A Country of the Mind

BY JACK BEATTY
REAGAN’S AMERICA: Innocents at Home by Garry Wills. Doubleday, $19.95.
THIS BOOK IS A work of metapolitics. It is not about the pros and cons of the Reagan Administration. It is about the meaning of Ronald Reagan. Readers of Garry Wills’s 1970 book Nixon Agonistes will know what to expect—chapter headings from Milton and Chesterton, learned divagations on subjects as varied as “the Look” of Nancy Reagan and the theological roots of American pietism, passages of Catholic-inspired criticism of the sustaining myths of individualism and capitalism, and that combination of vivid writing and fresh thinking that is insight. There are in fact many insights, and over the course of a long book (451 pages) they form a kind of train; when we get to the last chapter, “Original Sinlessness,”we discover where it has been taking us. Wills writes that whereas “the doctrine of original sin states that humankind . . . ‘has a past’ ” that weighs like fate on the present, “the power of [Reagan’s] appeal is the great joint confession that we cannot live with our real past, that we not only prefer but need a substitute.” Reagan, in short, is the President of our amnesia. He has invented a bogus version of both his own past and our common past, and we don’t challenge either of these myths, because Reagan has made pretending that they are the truth “the easiest thing we do.” What are we pretending? That we did not lose a war, that we have not lost our economic primacy to peoples more productive than ourselves, and that these things are not the marks of a nation past its meridian but instead, as the President, quoting Torn Paine, has told us, “We have it in our power to begin the world over again.” There is the secret of Reagan’s bond with us. There is his meaning.

**STATED EXERCISE A:** Put the rows into a Markdown table with the columns "No." and "Row", numbering each one and skipping blank lines. Include only the rows from the first one up to and including the row containing "tab-share[interactable]: 共享 bbox=[108, 30, 160, 55]".

**INPUT DATA:**
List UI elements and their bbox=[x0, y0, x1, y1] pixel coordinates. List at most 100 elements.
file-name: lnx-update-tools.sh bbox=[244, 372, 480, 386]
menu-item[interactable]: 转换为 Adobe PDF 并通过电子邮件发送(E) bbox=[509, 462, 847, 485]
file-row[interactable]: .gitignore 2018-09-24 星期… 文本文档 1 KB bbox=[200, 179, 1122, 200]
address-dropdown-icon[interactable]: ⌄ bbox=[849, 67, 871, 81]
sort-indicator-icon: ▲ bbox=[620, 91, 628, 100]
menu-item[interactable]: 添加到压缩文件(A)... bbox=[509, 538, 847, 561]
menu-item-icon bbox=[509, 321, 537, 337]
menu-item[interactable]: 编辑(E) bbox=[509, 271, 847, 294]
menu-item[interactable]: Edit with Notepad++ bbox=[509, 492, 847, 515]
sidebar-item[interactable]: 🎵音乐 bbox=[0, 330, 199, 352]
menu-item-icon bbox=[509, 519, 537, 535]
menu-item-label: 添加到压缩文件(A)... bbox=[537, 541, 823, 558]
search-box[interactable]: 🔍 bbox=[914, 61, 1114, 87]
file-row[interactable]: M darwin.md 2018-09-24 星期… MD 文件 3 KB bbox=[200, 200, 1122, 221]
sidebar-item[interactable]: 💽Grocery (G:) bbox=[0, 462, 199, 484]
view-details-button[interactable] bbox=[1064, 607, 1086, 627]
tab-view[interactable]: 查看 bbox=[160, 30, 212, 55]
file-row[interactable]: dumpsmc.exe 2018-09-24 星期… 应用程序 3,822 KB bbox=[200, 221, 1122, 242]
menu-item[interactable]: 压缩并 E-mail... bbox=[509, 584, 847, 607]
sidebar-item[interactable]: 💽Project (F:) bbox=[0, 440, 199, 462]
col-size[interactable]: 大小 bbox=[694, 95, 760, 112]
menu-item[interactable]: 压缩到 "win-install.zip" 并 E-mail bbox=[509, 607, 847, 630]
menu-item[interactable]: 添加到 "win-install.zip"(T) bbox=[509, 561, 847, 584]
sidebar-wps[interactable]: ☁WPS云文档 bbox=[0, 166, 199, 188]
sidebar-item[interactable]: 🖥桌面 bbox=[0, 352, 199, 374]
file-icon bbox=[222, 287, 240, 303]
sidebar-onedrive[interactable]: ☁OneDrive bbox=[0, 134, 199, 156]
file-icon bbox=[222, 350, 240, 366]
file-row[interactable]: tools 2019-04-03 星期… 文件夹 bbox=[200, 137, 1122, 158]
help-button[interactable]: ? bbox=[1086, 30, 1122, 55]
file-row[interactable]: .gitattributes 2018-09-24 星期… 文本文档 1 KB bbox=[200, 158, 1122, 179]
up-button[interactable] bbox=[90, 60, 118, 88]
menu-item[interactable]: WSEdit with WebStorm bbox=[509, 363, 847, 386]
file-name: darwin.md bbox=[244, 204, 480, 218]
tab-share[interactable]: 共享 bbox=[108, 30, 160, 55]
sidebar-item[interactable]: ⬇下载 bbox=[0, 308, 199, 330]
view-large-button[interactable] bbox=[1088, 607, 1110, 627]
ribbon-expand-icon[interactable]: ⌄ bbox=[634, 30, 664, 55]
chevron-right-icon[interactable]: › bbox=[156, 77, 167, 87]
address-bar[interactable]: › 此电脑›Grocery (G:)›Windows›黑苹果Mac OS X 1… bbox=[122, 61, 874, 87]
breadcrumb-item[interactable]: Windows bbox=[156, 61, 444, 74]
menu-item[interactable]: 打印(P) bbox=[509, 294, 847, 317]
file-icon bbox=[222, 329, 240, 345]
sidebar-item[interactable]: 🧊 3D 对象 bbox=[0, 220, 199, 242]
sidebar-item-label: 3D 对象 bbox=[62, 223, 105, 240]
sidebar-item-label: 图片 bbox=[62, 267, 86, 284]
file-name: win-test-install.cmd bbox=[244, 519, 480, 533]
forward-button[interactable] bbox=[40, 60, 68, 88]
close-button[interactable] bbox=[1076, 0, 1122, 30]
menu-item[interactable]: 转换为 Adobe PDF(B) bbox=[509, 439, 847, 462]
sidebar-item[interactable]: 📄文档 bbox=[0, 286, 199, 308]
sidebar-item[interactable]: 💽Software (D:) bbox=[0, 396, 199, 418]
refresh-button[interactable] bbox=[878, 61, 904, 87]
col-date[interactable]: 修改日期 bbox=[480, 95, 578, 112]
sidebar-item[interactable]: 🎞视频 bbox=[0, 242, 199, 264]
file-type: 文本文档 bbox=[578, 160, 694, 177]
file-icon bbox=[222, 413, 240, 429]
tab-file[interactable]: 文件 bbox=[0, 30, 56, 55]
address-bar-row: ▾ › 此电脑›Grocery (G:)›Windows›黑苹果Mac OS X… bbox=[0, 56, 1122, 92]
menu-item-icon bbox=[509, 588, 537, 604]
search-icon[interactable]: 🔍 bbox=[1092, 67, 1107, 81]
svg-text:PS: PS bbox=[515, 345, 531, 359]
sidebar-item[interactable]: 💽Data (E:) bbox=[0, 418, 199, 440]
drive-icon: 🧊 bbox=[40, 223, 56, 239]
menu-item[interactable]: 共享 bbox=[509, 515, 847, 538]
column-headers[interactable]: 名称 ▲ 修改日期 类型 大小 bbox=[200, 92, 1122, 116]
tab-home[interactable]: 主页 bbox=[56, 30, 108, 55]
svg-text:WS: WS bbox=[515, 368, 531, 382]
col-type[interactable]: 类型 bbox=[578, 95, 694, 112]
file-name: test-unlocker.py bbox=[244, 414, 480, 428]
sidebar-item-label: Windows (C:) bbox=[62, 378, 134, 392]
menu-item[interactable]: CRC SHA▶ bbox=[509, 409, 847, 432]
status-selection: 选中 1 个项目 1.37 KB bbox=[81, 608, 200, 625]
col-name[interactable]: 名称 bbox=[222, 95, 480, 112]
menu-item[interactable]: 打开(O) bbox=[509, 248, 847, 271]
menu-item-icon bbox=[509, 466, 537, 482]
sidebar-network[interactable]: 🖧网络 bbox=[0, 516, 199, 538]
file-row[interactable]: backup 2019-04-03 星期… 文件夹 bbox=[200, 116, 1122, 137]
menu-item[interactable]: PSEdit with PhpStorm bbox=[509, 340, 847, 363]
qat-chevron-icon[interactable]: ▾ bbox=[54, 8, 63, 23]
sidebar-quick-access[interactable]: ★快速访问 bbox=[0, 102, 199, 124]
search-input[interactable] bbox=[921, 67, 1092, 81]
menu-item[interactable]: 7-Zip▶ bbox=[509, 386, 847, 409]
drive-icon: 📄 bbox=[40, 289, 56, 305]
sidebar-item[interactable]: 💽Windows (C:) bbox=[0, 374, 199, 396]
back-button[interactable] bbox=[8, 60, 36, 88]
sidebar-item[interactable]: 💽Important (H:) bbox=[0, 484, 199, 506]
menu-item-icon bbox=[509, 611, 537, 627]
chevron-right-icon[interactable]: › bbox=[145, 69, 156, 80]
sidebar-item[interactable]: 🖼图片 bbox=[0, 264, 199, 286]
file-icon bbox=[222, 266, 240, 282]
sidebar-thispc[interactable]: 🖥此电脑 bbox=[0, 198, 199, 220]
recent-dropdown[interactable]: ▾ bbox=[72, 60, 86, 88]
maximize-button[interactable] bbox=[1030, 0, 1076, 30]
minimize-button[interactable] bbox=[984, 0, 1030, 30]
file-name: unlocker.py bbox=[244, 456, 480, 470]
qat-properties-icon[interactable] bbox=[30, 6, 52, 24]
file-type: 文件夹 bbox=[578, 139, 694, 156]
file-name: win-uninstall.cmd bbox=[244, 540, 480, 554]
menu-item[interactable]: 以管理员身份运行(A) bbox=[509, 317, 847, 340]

**STATED EXERCISE B:** Continue the review of Reagan's America from its last sentence.

**EXERCISE RESULT A:**
| No. | Row |
|---|---|
| 1 | List UI elements and their bbox=[x0, y0, x1, y1] pixel coordinates. List at most 100 elements. |
| 2 | file-name: lnx-update-tools.sh bbox=[244, 372, 480, 386] |
| 3 | menu-item[interactable]: 转换为 Adobe PDF 并通过电子邮件发送(E) bbox=[509, 462, 847, 485] |
| 4 | file-row[interactable]: .gitignore 2018-09-24 星期… 文本文档 1 KB bbox=[200, 179, 1122, 200] |
| 5 | address-dropdown-icon[interactable]: ⌄ bbox=[849, 67, 871, 81] |
| 6 | sort-indicator-icon: ▲ bbox=[620, 91, 628, 100] |
| 7 | menu-item[interactable]: 添加到压缩文件(A)... bbox=[509, 538, 847, 561] |
| 8 | menu-item-icon bbox=[509, 321, 537, 337] |
| 9 | menu-item[interactable]: 编辑(E) bbox=[509, 271, 847, 294] |
| 10 | menu-item[interactable]: Edit with Notepad++ bbox=[509, 492, 847, 515] |
| 11 | sidebar-item[interactable]: 🎵音乐 bbox=[0, 330, 199, 352] |
| 12 | menu-item-icon bbox=[509, 519, 537, 535] |
| 13 | menu-item-label: 添加到压缩文件(A)... bbox=[537, 541, 823, 558] |
| 14 | search-box[interactable]: 🔍 bbox=[914, 61, 1114, 87] |
| 15 | file-row[interactable]: M darwin.md 2018-09-24 星期… MD 文件 3 KB bbox=[200, 200, 1122, 221] |
| 16 | sidebar-item[interactable]: 💽Grocery (G:) bbox=[0, 462, 199, 484] |
| 17 | view-details-button[interactable] bbox=[1064, 607, 1086, 627] |
| 18 | tab-view[interactable]: 查看 bbox=[160, 30, 212, 55] |
| 19 | file-row[interactable]: dumpsmc.exe 2018-09-24 星期… 应用程序 3,822 KB bbox=[200, 221, 1122, 242] |
| 20 | menu-item[interactable]: 压缩并 E-mail... bbox=[509, 584, 847, 607] |
| 21 | sidebar-item[interactable]: 💽Project (F:) bbox=[0, 440, 199, 462] |
| 22 | col-size[interactable]: 大小 bbox=[694, 95, 760, 112] |
| 23 | menu-item[interactable]: 压缩到 "win-install.zip" 并 E-mail bbox=[509, 607, 847, 630] |
| 24 | menu-item[interactable]: 添加到 "win-install.zip"(T) bbox=[509, 561, 847, 584] |
| 25 | sidebar-wps[interactable]: ☁WPS云文档 bbox=[0, 166, 199, 188] |
| 26 | sidebar-item[interactable]: 🖥桌面 bbox=[0, 352, 199, 374] |
| 27 | file-icon bbox=[222, 287, 240, 303] |
| 28 | sidebar-onedrive[interactable]: ☁OneDrive bbox=[0, 134, 199, 156] |
| 29 | file-icon bbox=[222, 350, 240, 366] |
| 30 | file-row[interactable]: tools 2019-04-03 星期… 文件夹 bbox=[200, 137, 1122, 158] |
| 31 | help-button[interactable]: ? bbox=[1086, 30, 1122, 55] |
| 32 | file-row[interactable]: .gitattributes 2018-09-24 星期… 文本文档 1 KB bbox=[200, 158, 1122, 179] |
| 33 | up-button[interactable] bbox=[90, 60, 118, 88] |
| 34 | menu-item[interactable]: WSEdit with WebStorm bbox=[509, 363, 847, 386] |
| 35 | file-name: darwin.md bbox=[244, 204, 480, 218] |
| 36 | tab-share[interactable]: 共享 bbox=[108, 30, 160, 55] |

**EXERCISE RESULT B:**
Is it indeed? Those who believe that politics is a rich subject will find the high-calorie speculation of Reagan’s America irresistible—I certainly did— and yet squirm over Wills’s use of those implicating words us and we. Who are the members of this “we” who fall for Reagan’s flatulent promises (“begin the world over again,” and so forth)? Clearly, Garry Wills is not among them. He is on to Reagan. “We.” evidently, is the electorate. Did “we” vote for Reagan because he allows us to forget the past? Or did we do so in 1980 because we wanted what we now know to be the simulacrum of leadership (certitude preserved by ignorance, inner security by fantasy) after four years of Jimmy Carter’s Hamletism, and in 1984 because inflation had fallen by more than half and interest rates by nearly as much in Reagan’s first term? I prefer the latter explanation. It has the advantage of being measurable, and it does not depict us as saps. Reagan’s mystic bond with the electorate has always been based on performance, as his 21-point fall in the polls after the Iran affair showed. I know that Wills’s “we” is only a literary device, but it is an inauthentic one. A writer should always test his “we”s against himself. Am I in there? he should ask. And if he isn’t, if the “we” refers only to others on whom he would like to drape certain attitudes as if they were rhetorical tailor’s dummies, then he should scrap his “we.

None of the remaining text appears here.